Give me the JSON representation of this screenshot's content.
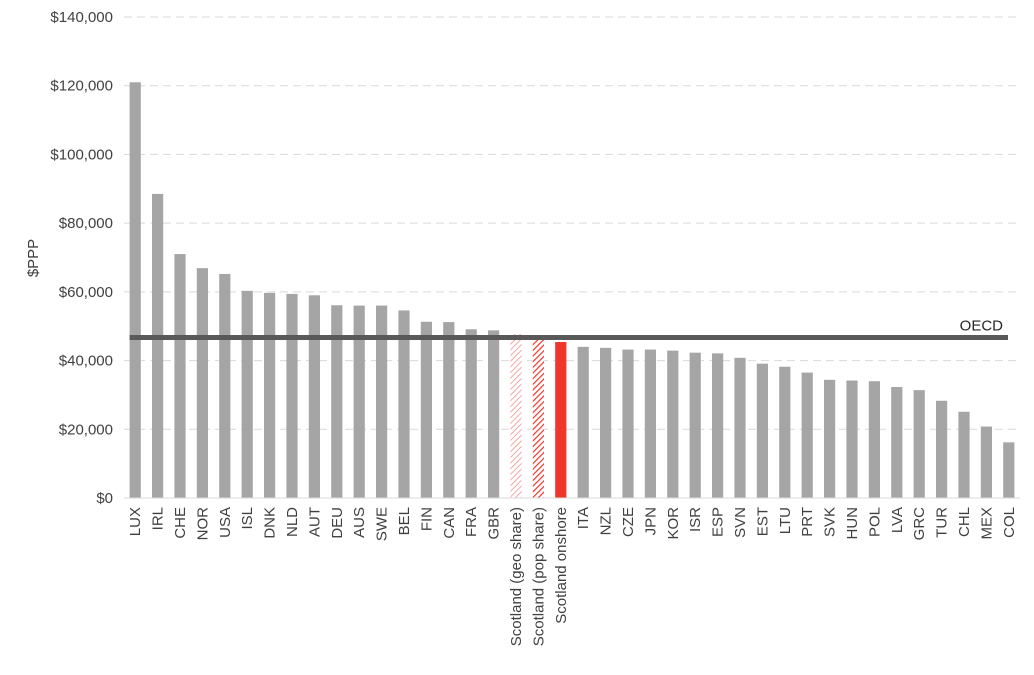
{
  "chart_data": {
    "type": "bar",
    "ylabel": "$PPP",
    "ylim": [
      0,
      140000
    ],
    "ytick_labels": [
      "$0",
      "$20,000",
      "$40,000",
      "$60,000",
      "$80,000",
      "$100,000",
      "$120,000",
      "$140,000"
    ],
    "ytick_values": [
      0,
      20000,
      40000,
      60000,
      80000,
      100000,
      120000,
      140000
    ],
    "grid": "horizontal dashed",
    "categories": [
      "LUX",
      "IRL",
      "CHE",
      "NOR",
      "USA",
      "ISL",
      "DNK",
      "NLD",
      "AUT",
      "DEU",
      "AUS",
      "SWE",
      "BEL",
      "FIN",
      "CAN",
      "FRA",
      "GBR",
      "Scotland (geo share)",
      "Scotland (pop share)",
      "Scotland onshore",
      "ITA",
      "NZL",
      "CZE",
      "JPN",
      "KOR",
      "ISR",
      "ESP",
      "SVN",
      "EST",
      "LTU",
      "PRT",
      "SVK",
      "HUN",
      "POL",
      "LVA",
      "GRC",
      "TUR",
      "CHL",
      "MEX",
      "COL"
    ],
    "values": [
      121000,
      88500,
      71000,
      66900,
      65200,
      60300,
      59700,
      59400,
      59000,
      56100,
      56000,
      56000,
      54600,
      51300,
      51200,
      49100,
      48800,
      47700,
      46100,
      45400,
      44000,
      43700,
      43200,
      43200,
      42900,
      42300,
      42100,
      40800,
      39100,
      38200,
      36500,
      34400,
      34200,
      34000,
      32300,
      31400,
      28300,
      25100,
      20800,
      16200
    ],
    "bar_styles": [
      "solid",
      "solid",
      "solid",
      "solid",
      "solid",
      "solid",
      "solid",
      "solid",
      "solid",
      "solid",
      "solid",
      "solid",
      "solid",
      "solid",
      "solid",
      "solid",
      "solid",
      "hatched-light",
      "hatched",
      "highlight",
      "solid",
      "solid",
      "solid",
      "solid",
      "solid",
      "solid",
      "solid",
      "solid",
      "solid",
      "solid",
      "solid",
      "solid",
      "solid",
      "solid",
      "solid",
      "solid",
      "solid",
      "solid",
      "solid",
      "solid"
    ],
    "reference_line": {
      "label": "OECD",
      "value": 46700
    },
    "colors": {
      "bar": "#a5a5a5",
      "highlight": "#f0362a",
      "reference": "#595959",
      "grid": "#d9d9d9",
      "axis": "#d9d9d9"
    }
  }
}
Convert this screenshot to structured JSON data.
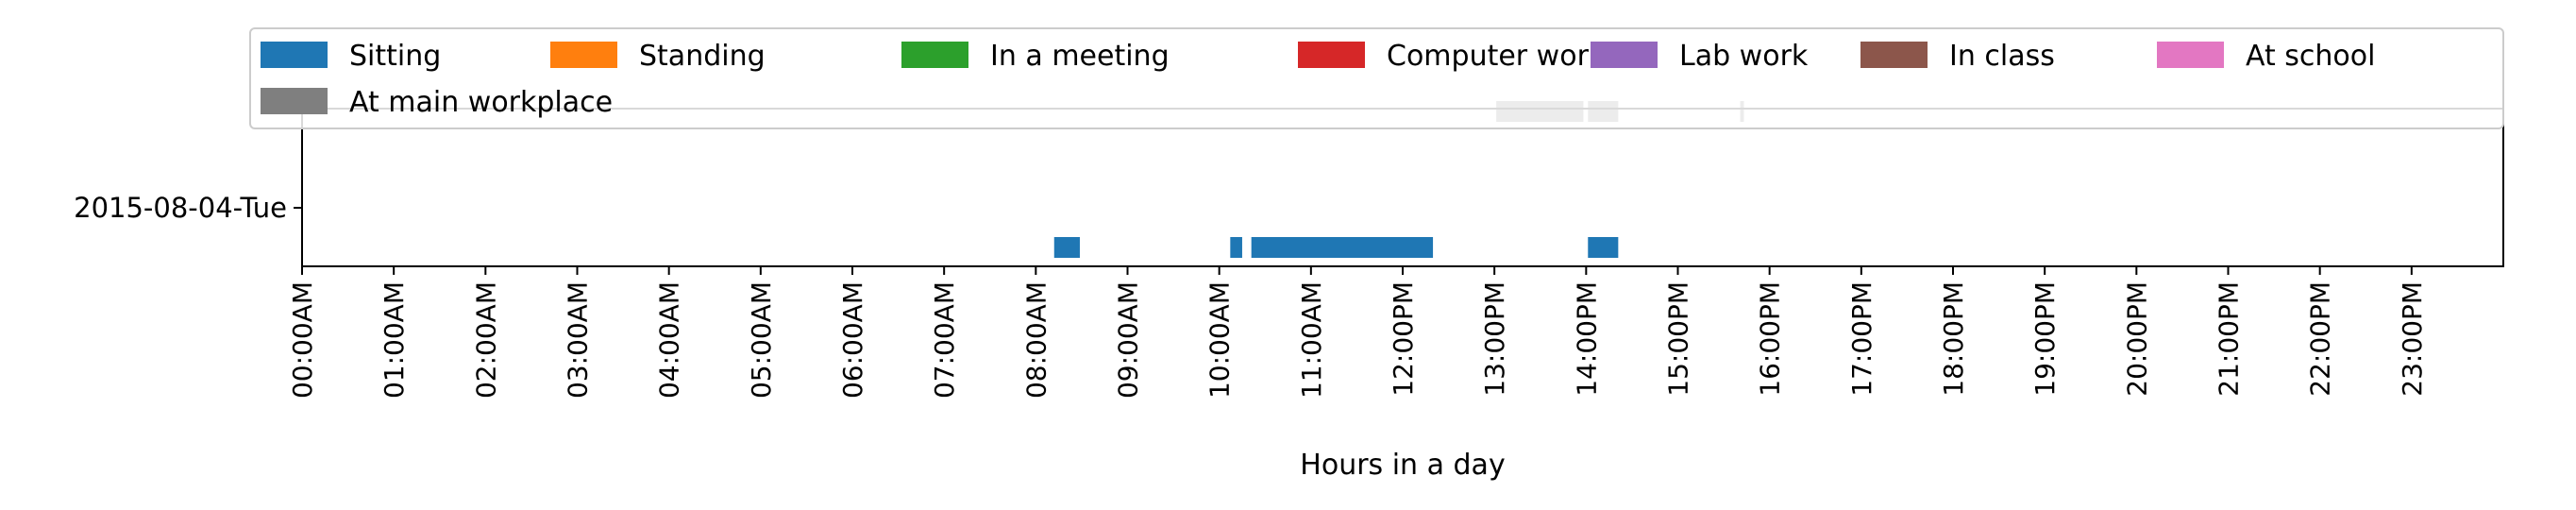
{
  "chart_data": {
    "type": "timeline",
    "xlabel": "Hours in a day",
    "xlim": [
      0,
      24
    ],
    "x_ticks": [
      0,
      1,
      2,
      3,
      4,
      5,
      6,
      7,
      8,
      9,
      10,
      11,
      12,
      13,
      14,
      15,
      16,
      17,
      18,
      19,
      20,
      21,
      22,
      23
    ],
    "x_tick_labels": [
      "00:00AM",
      "01:00AM",
      "02:00AM",
      "03:00AM",
      "04:00AM",
      "05:00AM",
      "06:00AM",
      "07:00AM",
      "08:00AM",
      "09:00AM",
      "10:00AM",
      "11:00AM",
      "12:00PM",
      "13:00PM",
      "14:00PM",
      "15:00PM",
      "16:00PM",
      "17:00PM",
      "18:00PM",
      "19:00PM",
      "20:00PM",
      "21:00PM",
      "22:00PM",
      "23:00PM"
    ],
    "y_tick_labels": [
      "2015-08-04-Tue"
    ],
    "grid": false,
    "legend_position": "top",
    "series": [
      {
        "name": "Sitting",
        "color": "#1f77b4",
        "row": 0,
        "intervals": [
          [
            8.2,
            8.48
          ],
          [
            10.12,
            10.25
          ],
          [
            10.35,
            12.33
          ],
          [
            14.02,
            14.35
          ]
        ]
      },
      {
        "name": "Standing",
        "color": "#ff7f0e",
        "row": 0,
        "intervals": []
      },
      {
        "name": "In a meeting",
        "color": "#2ca02c",
        "row": 0,
        "intervals": []
      },
      {
        "name": "Computer work",
        "color": "#d62728",
        "row": 0,
        "intervals": []
      },
      {
        "name": "Lab work",
        "color": "#9467bd",
        "row": 0,
        "intervals": []
      },
      {
        "name": "In class",
        "color": "#8c564b",
        "row": 0,
        "intervals": []
      },
      {
        "name": "At school",
        "color": "#e377c2",
        "row": 0,
        "intervals": []
      },
      {
        "name": "At main workplace",
        "color": "#7f7f7f",
        "row": 6,
        "intervals": [
          [
            13.02,
            13.97
          ],
          [
            14.02,
            14.35
          ],
          [
            15.68,
            15.72
          ]
        ]
      }
    ]
  }
}
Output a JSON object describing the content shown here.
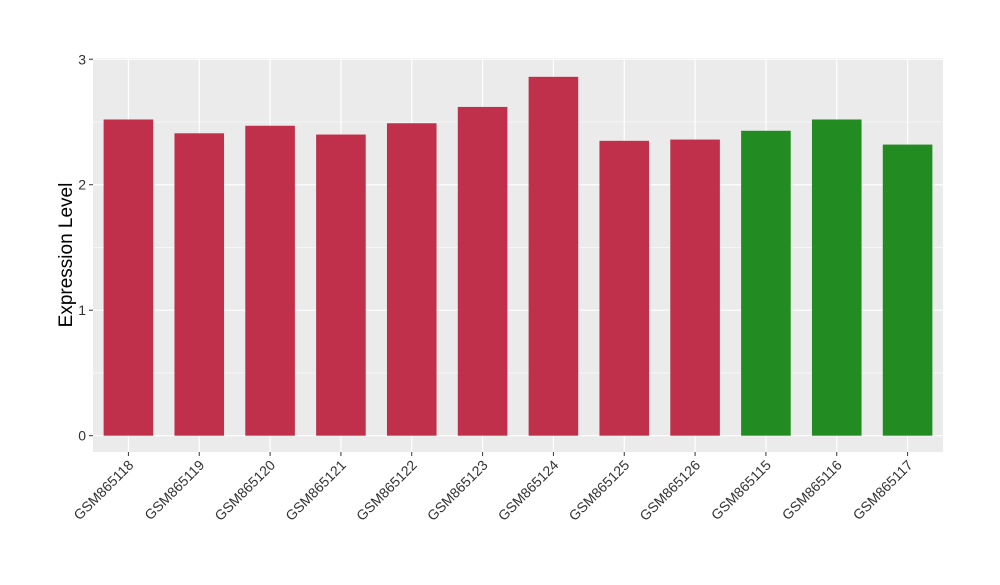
{
  "chart_data": {
    "type": "bar",
    "ylabel": "Expression Level",
    "xlabel": "",
    "ylim": [
      -0.13,
      3.01
    ],
    "yticks": [
      0,
      1,
      2,
      3
    ],
    "grid": true,
    "legend": "none",
    "categories": [
      "GSM865118",
      "GSM865119",
      "GSM865120",
      "GSM865121",
      "GSM865122",
      "GSM865123",
      "GSM865124",
      "GSM865125",
      "GSM865126",
      "GSM865115",
      "GSM865116",
      "GSM865117"
    ],
    "values": [
      2.52,
      2.41,
      2.47,
      2.4,
      2.49,
      2.62,
      2.86,
      2.35,
      2.36,
      2.43,
      2.52,
      2.32
    ],
    "bar_colors": [
      "#C0304A",
      "#C0304A",
      "#C0304A",
      "#C0304A",
      "#C0304A",
      "#C0304A",
      "#C0304A",
      "#C0304A",
      "#C0304A",
      "#228B22",
      "#228B22",
      "#228B22"
    ],
    "panel_background": "#EBEBEB",
    "gridline_color": "#FFFFFF"
  }
}
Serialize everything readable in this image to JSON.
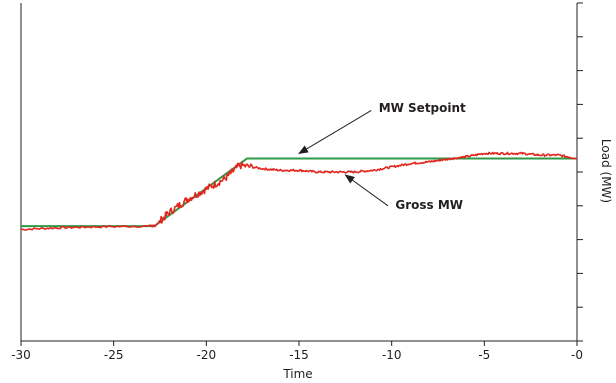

━━━━━━━━━━━━━━━━━━━━━━━━━━━━━━

Task instructions:
Replicate the material above verbatim; images stay out of the copy.

In response:
Give me the JSON representation of this screenshot's content.
{
  "chart_data": {
    "type": "bar",
    "ylabel": "$PPP",
    "ylim": [
      0,
      140000
    ],
    "ytick_labels": [
      "$0",
      "$20,000",
      "$40,000",
      "$60,000",
      "$80,000",
      "$100,000",
      "$120,000",
      "$140,000"
    ],
    "ytick_values": [
      0,
      20000,
      40000,
      60000,
      80000,
      100000,
      120000,
      140000
    ],
    "grid": "horizontal dashed",
    "categories": [
      "LUX",
      "IRL",
      "CHE",
      "NOR",
      "USA",
      "ISL",
      "DNK",
      "NLD",
      "AUT",
      "DEU",
      "AUS",
      "SWE",
      "BEL",
      "FIN",
      "CAN",
      "FRA",
      "GBR",
      "Scotland (geo share)",
      "Scotland (pop share)",
      "Scotland onshore",
      "ITA",
      "NZL",
      "CZE",
      "JPN",
      "KOR",
      "ISR",
      "ESP",
      "SVN",
      "EST",
      "LTU",
      "PRT",
      "SVK",
      "HUN",
      "POL",
      "LVA",
      "GRC",
      "TUR",
      "CHL",
      "MEX",
      "COL"
    ],
    "values": [
      121000,
      88500,
      71000,
      66900,
      65200,
      60300,
      59700,
      59400,
      59000,
      56100,
      56000,
      56000,
      54600,
      51300,
      51200,
      49100,
      48800,
      47700,
      46100,
      45400,
      44000,
      43700,
      43200,
      43200,
      42900,
      42300,
      42100,
      40800,
      39100,
      38200,
      36500,
      34400,
      34200,
      34000,
      32300,
      31400,
      28300,
      25100,
      20800,
      16200
    ],
    "bar_styles": [
      "solid",
      "solid",
      "solid",
      "solid",
      "solid",
      "solid",
      "solid",
      "solid",
      "solid",
      "solid",
      "solid",
      "solid",
      "solid",
      "solid",
      "solid",
      "solid",
      "solid",
      "hatched-light",
      "hatched",
      "highlight",
      "solid",
      "solid",
      "solid",
      "solid",
      "solid",
      "solid",
      "solid",
      "solid",
      "solid",
      "solid",
      "solid",
      "solid",
      "solid",
      "solid",
      "solid",
      "solid",
      "solid",
      "solid",
      "solid",
      "solid"
    ],
    "reference_line": {
      "label": "OECD",
      "value": 46700
    },
    "colors": {
      "bar": "#a5a5a5",
      "highlight": "#f0362a",
      "reference": "#595959",
      "grid": "#d9d9d9",
      "axis": "#d9d9d9"
    }
  }
}
Convert this screenshot to structured JSON data.
{
  "chart_data": {
    "type": "timeline",
    "xlabel": "Hours in a day",
    "xlim": [
      0,
      24
    ],
    "x_ticks": [
      0,
      1,
      2,
      3,
      4,
      5,
      6,
      7,
      8,
      9,
      10,
      11,
      12,
      13,
      14,
      15,
      16,
      17,
      18,
      19,
      20,
      21,
      22,
      23
    ],
    "x_tick_labels": [
      "00:00AM",
      "01:00AM",
      "02:00AM",
      "03:00AM",
      "04:00AM",
      "05:00AM",
      "06:00AM",
      "07:00AM",
      "08:00AM",
      "09:00AM",
      "10:00AM",
      "11:00AM",
      "12:00PM",
      "13:00PM",
      "14:00PM",
      "15:00PM",
      "16:00PM",
      "17:00PM",
      "18:00PM",
      "19:00PM",
      "20:00PM",
      "21:00PM",
      "22:00PM",
      "23:00PM"
    ],
    "y_tick_labels": [
      "2015-08-04-Tue"
    ],
    "grid": false,
    "legend_position": "top",
    "series": [
      {
        "name": "Sitting",
        "color": "#1f77b4",
        "row": 0,
        "intervals": [
          [
            8.2,
            8.48
          ],
          [
            10.12,
            10.25
          ],
          [
            10.35,
            12.33
          ],
          [
            14.02,
            14.35
          ]
        ]
      },
      {
        "name": "Standing",
        "color": "#ff7f0e",
        "row": 0,
        "intervals": []
      },
      {
        "name": "In a meeting",
        "color": "#2ca02c",
        "row": 0,
        "intervals": []
      },
      {
        "name": "Computer work",
        "color": "#d62728",
        "row": 0,
        "intervals": []
      },
      {
        "name": "Lab work",
        "color": "#9467bd",
        "row": 0,
        "intervals": []
      },
      {
        "name": "In class",
        "color": "#8c564b",
        "row": 0,
        "intervals": []
      },
      {
        "name": "At school",
        "color": "#e377c2",
        "row": 0,
        "intervals": []
      },
      {
        "name": "At main workplace",
        "color": "#7f7f7f",
        "row": 6,
        "intervals": [
          [
            13.02,
            13.97
          ],
          [
            14.02,
            14.35
          ],
          [
            15.68,
            15.72
          ]
        ]
      }
    ]
  }
}
Output a JSON object describing the content shown here.
{
  "chart_data": {
    "type": "bar",
    "ylabel": "Expression Level",
    "xlabel": "",
    "ylim": [
      -0.13,
      3.01
    ],
    "yticks": [
      0,
      1,
      2,
      3
    ],
    "grid": true,
    "legend": "none",
    "categories": [
      "GSM865118",
      "GSM865119",
      "GSM865120",
      "GSM865121",
      "GSM865122",
      "GSM865123",
      "GSM865124",
      "GSM865125",
      "GSM865126",
      "GSM865115",
      "GSM865116",
      "GSM865117"
    ],
    "values": [
      2.52,
      2.41,
      2.47,
      2.4,
      2.49,
      2.62,
      2.86,
      2.35,
      2.36,
      2.43,
      2.52,
      2.32
    ],
    "bar_colors": [
      "#C0304A",
      "#C0304A",
      "#C0304A",
      "#C0304A",
      "#C0304A",
      "#C0304A",
      "#C0304A",
      "#C0304A",
      "#C0304A",
      "#228B22",
      "#228B22",
      "#228B22"
    ],
    "panel_background": "#EBEBEB",
    "gridline_color": "#FFFFFF"
  }
}
Serialize everything readable in this image to JSON.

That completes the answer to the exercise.